# RECORDED INFORMATION start

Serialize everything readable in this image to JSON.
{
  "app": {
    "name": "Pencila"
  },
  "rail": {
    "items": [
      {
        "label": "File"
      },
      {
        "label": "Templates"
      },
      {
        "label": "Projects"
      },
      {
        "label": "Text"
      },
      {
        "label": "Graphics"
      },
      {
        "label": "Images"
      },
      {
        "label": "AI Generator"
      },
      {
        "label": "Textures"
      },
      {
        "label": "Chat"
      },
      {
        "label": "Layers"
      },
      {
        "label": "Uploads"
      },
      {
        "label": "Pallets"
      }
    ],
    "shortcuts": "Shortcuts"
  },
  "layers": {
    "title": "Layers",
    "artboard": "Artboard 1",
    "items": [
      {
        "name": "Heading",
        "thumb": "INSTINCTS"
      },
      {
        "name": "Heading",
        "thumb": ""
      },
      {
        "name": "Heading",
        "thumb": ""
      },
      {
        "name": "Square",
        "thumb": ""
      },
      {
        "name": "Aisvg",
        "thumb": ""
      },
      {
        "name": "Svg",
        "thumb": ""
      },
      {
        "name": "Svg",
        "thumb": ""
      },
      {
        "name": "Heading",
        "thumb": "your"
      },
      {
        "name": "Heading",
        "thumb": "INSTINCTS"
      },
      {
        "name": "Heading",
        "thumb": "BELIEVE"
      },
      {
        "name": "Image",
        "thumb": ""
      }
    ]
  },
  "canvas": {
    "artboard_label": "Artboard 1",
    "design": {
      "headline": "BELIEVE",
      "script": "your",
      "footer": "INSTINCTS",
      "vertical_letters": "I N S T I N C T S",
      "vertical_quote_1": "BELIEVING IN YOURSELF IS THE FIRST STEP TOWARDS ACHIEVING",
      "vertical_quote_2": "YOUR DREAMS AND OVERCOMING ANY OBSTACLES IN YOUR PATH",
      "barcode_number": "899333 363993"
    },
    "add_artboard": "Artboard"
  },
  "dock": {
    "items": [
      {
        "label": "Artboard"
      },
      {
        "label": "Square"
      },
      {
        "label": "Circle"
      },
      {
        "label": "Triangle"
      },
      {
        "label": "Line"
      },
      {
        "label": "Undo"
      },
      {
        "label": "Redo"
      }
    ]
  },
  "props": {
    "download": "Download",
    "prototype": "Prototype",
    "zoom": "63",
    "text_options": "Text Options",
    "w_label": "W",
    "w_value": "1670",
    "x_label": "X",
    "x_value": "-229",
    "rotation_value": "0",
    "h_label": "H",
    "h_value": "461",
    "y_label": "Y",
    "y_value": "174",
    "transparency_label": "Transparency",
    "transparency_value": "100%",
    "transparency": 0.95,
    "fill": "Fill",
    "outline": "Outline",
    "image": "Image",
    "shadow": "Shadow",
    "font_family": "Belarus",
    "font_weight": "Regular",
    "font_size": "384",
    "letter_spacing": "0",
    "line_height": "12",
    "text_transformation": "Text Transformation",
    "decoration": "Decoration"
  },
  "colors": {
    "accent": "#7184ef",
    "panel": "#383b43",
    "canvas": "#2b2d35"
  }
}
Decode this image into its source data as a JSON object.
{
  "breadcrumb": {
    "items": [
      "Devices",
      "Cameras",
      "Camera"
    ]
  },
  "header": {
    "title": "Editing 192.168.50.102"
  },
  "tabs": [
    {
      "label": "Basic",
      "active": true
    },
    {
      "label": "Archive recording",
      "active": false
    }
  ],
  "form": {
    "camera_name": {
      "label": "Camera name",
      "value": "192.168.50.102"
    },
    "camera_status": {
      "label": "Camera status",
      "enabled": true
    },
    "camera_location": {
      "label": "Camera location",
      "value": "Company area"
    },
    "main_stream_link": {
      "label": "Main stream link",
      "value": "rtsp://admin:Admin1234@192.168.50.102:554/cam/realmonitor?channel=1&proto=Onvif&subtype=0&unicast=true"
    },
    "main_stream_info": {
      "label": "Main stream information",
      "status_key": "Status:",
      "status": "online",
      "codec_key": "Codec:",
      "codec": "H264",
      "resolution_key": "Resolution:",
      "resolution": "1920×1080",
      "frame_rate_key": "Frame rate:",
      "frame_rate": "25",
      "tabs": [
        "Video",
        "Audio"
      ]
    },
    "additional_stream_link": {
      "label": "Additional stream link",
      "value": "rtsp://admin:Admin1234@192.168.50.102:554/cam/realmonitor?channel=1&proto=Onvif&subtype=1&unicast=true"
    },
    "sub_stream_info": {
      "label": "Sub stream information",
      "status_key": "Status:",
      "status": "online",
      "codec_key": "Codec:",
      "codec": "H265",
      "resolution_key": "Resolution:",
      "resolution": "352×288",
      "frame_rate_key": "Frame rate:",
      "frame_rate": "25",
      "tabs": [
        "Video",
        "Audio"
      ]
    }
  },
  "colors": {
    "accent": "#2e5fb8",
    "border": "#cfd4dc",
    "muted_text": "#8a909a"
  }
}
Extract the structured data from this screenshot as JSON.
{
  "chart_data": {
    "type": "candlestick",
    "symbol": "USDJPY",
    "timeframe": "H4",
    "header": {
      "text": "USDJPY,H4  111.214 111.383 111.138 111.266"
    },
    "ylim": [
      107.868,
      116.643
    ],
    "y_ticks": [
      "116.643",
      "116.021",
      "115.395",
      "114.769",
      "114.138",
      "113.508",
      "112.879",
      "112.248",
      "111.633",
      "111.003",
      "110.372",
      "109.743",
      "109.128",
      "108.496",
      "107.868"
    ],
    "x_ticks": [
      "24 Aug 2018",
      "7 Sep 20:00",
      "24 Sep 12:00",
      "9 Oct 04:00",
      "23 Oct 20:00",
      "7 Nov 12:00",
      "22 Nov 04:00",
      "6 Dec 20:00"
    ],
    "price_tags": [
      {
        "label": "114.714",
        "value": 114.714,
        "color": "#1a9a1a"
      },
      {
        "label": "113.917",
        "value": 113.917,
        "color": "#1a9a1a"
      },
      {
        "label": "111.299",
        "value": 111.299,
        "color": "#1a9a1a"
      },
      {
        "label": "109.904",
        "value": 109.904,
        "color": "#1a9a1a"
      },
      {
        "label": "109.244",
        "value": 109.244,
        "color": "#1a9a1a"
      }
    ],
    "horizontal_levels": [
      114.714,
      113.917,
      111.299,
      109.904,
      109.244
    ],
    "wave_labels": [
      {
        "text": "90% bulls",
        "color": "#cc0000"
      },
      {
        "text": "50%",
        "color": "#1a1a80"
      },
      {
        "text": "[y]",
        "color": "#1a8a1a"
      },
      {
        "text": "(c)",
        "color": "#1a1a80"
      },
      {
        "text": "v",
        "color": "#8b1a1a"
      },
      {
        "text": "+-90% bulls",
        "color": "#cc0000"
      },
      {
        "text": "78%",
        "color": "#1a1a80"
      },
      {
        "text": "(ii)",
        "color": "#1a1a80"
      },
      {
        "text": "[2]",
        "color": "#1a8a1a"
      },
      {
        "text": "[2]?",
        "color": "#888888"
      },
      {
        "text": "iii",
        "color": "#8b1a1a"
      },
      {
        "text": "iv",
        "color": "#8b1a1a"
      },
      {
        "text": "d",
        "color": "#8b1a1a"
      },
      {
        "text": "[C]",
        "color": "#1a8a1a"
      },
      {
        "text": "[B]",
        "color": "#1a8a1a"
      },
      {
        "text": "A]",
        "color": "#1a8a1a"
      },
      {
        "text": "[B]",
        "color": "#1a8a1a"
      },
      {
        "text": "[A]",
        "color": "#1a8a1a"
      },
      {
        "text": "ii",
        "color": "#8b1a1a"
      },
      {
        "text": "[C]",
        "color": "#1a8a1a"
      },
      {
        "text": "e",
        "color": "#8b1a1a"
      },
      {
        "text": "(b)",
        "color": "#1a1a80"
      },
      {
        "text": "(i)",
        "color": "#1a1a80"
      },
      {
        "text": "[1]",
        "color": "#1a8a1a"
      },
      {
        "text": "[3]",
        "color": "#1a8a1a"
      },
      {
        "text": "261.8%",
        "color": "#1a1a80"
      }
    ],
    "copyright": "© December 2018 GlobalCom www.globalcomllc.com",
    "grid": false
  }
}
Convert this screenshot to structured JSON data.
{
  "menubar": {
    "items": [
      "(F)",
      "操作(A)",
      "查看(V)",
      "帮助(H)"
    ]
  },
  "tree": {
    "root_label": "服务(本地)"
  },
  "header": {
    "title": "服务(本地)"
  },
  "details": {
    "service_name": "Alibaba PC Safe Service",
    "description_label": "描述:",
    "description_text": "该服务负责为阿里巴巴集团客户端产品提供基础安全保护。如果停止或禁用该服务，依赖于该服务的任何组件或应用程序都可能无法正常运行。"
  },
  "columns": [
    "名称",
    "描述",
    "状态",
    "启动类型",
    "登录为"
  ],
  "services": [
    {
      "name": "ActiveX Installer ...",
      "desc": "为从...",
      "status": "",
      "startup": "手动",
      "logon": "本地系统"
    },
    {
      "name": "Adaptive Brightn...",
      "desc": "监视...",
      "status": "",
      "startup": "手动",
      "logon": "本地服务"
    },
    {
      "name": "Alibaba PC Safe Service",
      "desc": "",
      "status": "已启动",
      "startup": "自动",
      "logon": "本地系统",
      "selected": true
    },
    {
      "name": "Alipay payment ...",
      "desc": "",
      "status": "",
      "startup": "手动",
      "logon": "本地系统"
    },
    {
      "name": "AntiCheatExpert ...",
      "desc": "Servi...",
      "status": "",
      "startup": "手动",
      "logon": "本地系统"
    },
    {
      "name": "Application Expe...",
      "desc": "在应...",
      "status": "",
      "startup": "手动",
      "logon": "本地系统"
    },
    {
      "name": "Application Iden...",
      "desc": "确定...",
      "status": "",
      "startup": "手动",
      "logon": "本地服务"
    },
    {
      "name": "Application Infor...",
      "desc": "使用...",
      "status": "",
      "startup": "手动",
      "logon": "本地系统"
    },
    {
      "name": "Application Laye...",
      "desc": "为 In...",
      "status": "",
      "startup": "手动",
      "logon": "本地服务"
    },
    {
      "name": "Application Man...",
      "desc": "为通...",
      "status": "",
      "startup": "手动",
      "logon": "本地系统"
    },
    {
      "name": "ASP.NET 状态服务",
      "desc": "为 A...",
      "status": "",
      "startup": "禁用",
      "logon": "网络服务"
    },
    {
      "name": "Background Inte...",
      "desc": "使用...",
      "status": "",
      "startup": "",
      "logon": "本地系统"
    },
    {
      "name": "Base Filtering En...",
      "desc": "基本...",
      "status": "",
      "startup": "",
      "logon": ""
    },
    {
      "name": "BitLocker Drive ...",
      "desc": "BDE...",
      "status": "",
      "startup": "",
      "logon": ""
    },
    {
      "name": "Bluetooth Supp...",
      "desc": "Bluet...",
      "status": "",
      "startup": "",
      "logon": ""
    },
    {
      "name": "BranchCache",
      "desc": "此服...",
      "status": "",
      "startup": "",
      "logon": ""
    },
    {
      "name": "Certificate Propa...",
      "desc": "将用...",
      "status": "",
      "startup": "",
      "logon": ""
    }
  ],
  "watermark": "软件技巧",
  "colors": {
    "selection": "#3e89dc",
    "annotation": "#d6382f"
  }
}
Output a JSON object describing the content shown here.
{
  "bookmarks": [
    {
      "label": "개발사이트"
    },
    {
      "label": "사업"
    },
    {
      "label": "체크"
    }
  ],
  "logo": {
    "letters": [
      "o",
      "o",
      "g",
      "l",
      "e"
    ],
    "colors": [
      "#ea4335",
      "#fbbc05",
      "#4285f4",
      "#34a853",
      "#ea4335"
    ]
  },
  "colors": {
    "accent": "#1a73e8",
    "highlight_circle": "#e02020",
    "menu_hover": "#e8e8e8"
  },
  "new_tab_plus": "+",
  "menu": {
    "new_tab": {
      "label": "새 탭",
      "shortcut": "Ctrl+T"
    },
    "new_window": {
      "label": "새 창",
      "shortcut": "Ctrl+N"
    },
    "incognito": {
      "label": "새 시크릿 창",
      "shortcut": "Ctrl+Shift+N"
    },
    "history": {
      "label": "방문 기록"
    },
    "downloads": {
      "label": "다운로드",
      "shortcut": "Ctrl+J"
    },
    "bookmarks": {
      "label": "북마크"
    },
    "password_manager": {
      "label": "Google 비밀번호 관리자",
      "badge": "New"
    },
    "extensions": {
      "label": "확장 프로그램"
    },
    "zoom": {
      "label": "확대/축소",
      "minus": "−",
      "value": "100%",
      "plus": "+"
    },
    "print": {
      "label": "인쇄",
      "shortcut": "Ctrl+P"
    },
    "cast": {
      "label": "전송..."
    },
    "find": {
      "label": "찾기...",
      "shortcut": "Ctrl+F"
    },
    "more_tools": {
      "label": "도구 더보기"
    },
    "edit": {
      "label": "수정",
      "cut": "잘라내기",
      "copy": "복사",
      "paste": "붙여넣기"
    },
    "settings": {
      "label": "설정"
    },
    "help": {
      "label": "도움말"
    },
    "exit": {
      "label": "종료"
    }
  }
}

# RECORDED INFORMATION end

# STATED EXERCISE
All lines of the data above that include the word "Ctrl" must be shown.

# WRITTEN ANSWER
      "shortcut": "Ctrl+T"
      "shortcut": "Ctrl+N"
      "shortcut": "Ctrl+Shift+N"
      "shortcut": "Ctrl+J"
      "shortcut": "Ctrl+P"
      "shortcut": "Ctrl+F"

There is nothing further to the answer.